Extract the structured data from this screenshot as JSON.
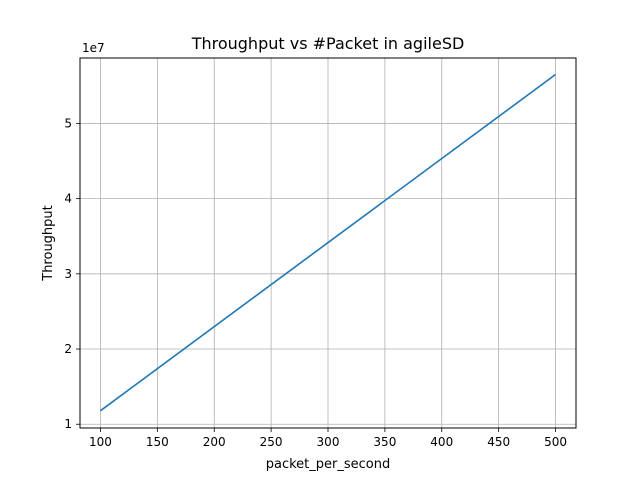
{
  "chart_data": {
    "type": "line",
    "title": "Throughput vs #Packet in agileSD",
    "xlabel": "packet_per_second",
    "ylabel": "Throughput",
    "y_offset_label": "1e7",
    "xlim": [
      82,
      518
    ],
    "ylim": [
      0.95,
      5.87
    ],
    "y_scale_note": "y values shown in units of 1e7",
    "x_ticks": [
      100,
      150,
      200,
      250,
      300,
      350,
      400,
      450,
      500
    ],
    "y_ticks": [
      1,
      2,
      3,
      4,
      5
    ],
    "grid": true,
    "series": [
      {
        "color": "#1f77b4",
        "x": [
          100,
          500
        ],
        "y": [
          1.18,
          5.65
        ]
      }
    ]
  }
}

* **What this task involves**
Without the pictures, write out the whole listing above exactly as it appears.

* **Solution to this exercise**
Extract the structured data from this screenshot as JSON.
{
  "chart_data": {
    "type": "line",
    "title": "Throughput vs #Packet in agileSD",
    "xlabel": "packet_per_second",
    "ylabel": "Throughput",
    "y_offset_label": "1e7",
    "xlim": [
      82,
      518
    ],
    "ylim": [
      0.95,
      5.87
    ],
    "y_scale_note": "y values shown in units of 1e7",
    "x_ticks": [
      100,
      150,
      200,
      250,
      300,
      350,
      400,
      450,
      500
    ],
    "y_ticks": [
      1,
      2,
      3,
      4,
      5
    ],
    "grid": true,
    "series": [
      {
        "color": "#1f77b4",
        "x": [
          100,
          500
        ],
        "y": [
          1.18,
          5.65
        ]
      }
    ]
  }
}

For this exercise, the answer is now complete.